━━━ Source data
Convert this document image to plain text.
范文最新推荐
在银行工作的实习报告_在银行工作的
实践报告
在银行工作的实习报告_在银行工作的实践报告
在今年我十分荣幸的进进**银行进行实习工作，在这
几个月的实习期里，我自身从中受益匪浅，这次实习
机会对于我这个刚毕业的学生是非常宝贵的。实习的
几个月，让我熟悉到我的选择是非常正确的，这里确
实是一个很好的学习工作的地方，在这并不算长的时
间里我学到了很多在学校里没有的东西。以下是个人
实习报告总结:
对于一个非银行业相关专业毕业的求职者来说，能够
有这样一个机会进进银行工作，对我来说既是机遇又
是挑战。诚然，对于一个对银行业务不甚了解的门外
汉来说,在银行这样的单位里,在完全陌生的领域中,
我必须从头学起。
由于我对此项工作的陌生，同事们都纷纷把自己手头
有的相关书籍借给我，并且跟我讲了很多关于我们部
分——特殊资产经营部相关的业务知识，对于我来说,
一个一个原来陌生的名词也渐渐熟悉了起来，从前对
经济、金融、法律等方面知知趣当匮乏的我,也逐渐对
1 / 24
━━━━━━
━━━ Source data
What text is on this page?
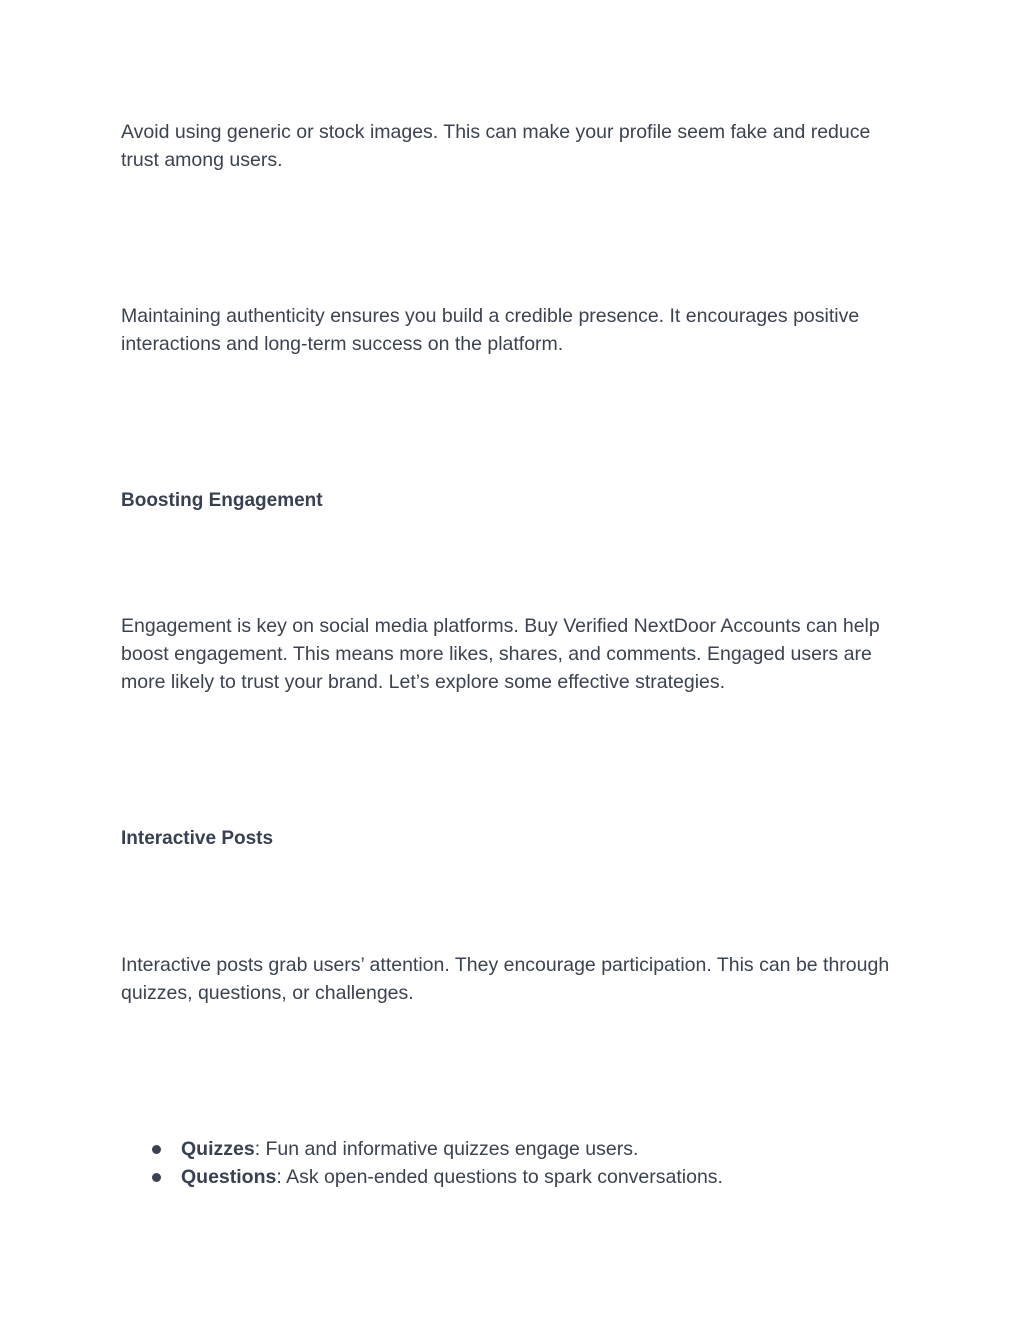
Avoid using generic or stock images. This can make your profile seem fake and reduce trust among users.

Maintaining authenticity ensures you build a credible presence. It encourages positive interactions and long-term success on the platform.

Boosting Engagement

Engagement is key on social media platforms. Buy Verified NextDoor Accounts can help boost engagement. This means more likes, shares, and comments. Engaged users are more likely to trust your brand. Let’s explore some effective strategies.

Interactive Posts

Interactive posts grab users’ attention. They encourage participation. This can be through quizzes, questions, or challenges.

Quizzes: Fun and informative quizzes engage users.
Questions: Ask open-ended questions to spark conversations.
━━━━━━
Search the entries for the word "Interactive" and pick out every line that holds it.

#### Output below:
Interactive Posts
Interactive posts grab users’ attention. They encourage participation. This can be through quizzes, questions, or challenges.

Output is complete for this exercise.